Find the lines of data that contain the string "Maximilianowi", then list them.

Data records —
○ ○ ○ ○ ○ ○ ○

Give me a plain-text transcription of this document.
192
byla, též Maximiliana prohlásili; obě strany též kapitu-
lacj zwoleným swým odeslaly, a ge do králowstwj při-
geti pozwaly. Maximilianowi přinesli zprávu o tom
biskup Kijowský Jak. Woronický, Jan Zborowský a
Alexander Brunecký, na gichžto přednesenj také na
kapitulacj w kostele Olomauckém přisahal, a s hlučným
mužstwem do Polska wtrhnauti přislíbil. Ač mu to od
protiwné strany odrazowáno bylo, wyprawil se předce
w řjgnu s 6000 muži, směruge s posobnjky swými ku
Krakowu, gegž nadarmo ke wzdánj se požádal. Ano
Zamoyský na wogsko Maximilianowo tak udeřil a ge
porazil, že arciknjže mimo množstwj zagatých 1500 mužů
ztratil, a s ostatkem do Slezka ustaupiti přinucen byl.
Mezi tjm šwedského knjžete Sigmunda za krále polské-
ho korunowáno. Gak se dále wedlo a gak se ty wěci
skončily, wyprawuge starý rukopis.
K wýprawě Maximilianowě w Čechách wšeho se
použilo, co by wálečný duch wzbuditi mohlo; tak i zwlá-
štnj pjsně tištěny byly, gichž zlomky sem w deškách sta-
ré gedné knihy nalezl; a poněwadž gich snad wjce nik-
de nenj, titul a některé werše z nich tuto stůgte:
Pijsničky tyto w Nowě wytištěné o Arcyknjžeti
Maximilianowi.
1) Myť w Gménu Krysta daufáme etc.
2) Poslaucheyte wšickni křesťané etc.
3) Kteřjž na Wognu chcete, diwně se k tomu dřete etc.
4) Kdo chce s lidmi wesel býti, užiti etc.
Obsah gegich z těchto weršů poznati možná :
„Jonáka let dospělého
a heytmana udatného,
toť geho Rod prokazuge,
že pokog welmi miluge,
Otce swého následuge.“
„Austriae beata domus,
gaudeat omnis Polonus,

○ ○ ○ ○ ○ ○ ○

Full answer —
geti pozwaly. Maximilianowi přinesli zprávu o tom
Maximilianowi.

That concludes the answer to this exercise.